Stored items:
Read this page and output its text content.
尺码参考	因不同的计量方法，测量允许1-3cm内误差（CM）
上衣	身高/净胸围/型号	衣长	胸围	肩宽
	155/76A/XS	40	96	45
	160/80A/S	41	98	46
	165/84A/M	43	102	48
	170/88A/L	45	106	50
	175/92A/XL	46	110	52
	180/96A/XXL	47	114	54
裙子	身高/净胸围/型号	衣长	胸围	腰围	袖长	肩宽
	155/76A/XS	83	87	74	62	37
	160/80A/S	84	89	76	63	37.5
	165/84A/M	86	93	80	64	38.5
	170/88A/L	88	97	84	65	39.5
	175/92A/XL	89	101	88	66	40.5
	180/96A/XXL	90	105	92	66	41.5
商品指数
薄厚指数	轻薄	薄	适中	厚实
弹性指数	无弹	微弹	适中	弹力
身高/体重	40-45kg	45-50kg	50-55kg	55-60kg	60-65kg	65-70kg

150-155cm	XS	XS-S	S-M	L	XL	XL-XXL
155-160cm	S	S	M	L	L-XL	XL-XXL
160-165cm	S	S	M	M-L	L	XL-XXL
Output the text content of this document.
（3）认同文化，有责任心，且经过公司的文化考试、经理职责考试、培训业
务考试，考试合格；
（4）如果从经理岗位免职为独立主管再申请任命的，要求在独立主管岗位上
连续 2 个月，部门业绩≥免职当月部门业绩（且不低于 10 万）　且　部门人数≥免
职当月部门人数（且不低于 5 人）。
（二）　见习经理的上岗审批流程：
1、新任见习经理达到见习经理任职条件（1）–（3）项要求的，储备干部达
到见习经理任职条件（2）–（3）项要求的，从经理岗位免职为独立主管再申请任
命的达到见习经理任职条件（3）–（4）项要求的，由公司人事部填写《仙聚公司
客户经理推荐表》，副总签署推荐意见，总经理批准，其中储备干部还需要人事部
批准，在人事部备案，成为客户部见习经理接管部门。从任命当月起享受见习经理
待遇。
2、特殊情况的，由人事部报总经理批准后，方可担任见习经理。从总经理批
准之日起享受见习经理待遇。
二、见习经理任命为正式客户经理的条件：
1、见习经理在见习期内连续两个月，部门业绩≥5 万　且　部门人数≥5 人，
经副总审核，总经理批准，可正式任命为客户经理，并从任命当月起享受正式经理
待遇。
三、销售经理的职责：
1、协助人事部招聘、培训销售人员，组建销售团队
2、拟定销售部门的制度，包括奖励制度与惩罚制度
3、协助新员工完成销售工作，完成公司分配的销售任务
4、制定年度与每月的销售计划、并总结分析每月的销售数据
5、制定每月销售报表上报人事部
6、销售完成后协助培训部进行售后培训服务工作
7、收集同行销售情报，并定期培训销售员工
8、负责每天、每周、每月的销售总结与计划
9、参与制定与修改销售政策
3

EXERCISE> Copy, from the material, each line that holds the string "且不低于".

RESPONSE TO THE EXERCISE>
连续 2 个月，部门业绩≥免职当月部门业绩（且不低于 10 万）　且　部门人数≥免
职当月部门人数（且不低于 5 人）。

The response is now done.